Search the material below for the word "circuit". Copy every line that has it.

** Start of Records to use **

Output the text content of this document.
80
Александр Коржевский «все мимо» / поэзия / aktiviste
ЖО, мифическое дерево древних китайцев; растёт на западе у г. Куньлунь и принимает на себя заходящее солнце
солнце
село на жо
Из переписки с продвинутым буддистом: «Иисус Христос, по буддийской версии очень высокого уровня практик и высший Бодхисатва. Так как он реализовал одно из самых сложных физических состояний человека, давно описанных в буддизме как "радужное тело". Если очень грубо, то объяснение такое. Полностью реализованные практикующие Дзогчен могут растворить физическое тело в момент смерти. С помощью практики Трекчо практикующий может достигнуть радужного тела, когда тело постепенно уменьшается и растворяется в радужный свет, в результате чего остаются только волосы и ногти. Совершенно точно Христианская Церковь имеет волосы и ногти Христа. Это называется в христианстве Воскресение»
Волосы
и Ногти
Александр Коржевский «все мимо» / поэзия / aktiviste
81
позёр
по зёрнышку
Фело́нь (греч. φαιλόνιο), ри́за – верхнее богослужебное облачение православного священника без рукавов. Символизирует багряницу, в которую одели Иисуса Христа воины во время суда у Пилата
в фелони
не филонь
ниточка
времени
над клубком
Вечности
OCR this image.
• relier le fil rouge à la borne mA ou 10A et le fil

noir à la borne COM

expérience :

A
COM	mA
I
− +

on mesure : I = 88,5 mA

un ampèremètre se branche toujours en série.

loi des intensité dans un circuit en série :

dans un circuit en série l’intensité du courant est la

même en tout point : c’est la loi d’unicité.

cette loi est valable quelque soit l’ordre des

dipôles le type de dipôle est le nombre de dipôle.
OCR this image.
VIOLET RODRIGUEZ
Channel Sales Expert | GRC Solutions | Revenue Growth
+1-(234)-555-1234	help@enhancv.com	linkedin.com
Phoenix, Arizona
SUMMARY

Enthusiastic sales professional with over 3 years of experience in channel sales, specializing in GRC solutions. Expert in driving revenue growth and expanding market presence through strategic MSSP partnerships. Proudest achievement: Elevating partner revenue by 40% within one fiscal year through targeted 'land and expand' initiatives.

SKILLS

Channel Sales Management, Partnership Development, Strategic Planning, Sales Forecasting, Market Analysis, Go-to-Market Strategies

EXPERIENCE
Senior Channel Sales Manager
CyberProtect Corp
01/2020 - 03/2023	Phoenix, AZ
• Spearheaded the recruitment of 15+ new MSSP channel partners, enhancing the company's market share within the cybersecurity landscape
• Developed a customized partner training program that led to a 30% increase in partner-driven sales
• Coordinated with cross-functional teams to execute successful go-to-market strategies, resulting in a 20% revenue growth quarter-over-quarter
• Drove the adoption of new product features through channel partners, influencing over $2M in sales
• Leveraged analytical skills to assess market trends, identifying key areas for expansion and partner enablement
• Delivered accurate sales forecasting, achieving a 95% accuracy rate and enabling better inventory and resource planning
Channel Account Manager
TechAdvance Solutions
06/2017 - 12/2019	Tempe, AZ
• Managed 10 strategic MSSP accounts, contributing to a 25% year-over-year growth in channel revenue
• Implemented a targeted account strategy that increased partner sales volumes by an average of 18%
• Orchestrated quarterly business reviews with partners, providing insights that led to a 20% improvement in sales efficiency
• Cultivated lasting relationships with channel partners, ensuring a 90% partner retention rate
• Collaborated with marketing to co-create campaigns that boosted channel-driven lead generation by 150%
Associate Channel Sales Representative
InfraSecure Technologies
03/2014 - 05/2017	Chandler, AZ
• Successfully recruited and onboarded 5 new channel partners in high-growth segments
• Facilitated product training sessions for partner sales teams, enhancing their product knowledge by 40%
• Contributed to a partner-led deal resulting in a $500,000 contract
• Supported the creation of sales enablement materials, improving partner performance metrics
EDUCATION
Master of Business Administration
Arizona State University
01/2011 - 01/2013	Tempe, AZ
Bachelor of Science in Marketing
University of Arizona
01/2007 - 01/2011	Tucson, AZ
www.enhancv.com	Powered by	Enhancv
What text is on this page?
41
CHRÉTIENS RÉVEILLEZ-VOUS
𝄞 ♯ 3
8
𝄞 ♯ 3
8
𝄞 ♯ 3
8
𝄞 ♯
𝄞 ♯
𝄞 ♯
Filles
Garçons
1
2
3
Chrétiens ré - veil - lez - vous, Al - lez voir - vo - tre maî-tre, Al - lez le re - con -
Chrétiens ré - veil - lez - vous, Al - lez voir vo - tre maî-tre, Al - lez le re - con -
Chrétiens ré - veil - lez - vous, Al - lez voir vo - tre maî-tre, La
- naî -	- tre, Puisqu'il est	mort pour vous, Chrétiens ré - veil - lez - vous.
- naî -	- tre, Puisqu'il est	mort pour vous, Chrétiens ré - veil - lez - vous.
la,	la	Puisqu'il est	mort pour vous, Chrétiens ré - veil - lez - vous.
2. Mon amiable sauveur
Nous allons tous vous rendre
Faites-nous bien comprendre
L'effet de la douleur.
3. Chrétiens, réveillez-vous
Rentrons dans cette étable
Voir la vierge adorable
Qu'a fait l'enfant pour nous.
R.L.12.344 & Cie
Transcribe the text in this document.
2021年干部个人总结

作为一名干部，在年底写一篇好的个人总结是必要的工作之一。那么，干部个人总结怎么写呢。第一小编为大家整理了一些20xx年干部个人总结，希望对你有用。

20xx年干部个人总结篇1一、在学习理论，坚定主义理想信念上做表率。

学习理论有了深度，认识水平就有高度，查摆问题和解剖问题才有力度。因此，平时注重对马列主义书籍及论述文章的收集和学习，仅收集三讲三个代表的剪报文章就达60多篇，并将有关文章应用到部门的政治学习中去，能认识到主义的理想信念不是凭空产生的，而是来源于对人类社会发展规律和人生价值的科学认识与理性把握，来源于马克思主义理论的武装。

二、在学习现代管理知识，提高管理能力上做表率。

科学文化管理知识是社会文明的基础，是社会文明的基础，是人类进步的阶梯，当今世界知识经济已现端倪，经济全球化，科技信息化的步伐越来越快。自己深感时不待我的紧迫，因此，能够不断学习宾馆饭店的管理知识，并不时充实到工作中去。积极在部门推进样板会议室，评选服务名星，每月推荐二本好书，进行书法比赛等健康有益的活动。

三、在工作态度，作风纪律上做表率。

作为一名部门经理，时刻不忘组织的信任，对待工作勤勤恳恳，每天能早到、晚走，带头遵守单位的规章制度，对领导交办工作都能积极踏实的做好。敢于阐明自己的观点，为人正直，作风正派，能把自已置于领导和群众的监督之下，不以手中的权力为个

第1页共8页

** End of Records to use **

--- Written solution ---
loi des intensité dans un circuit en série :
dans un circuit en série l’intensité du courant est la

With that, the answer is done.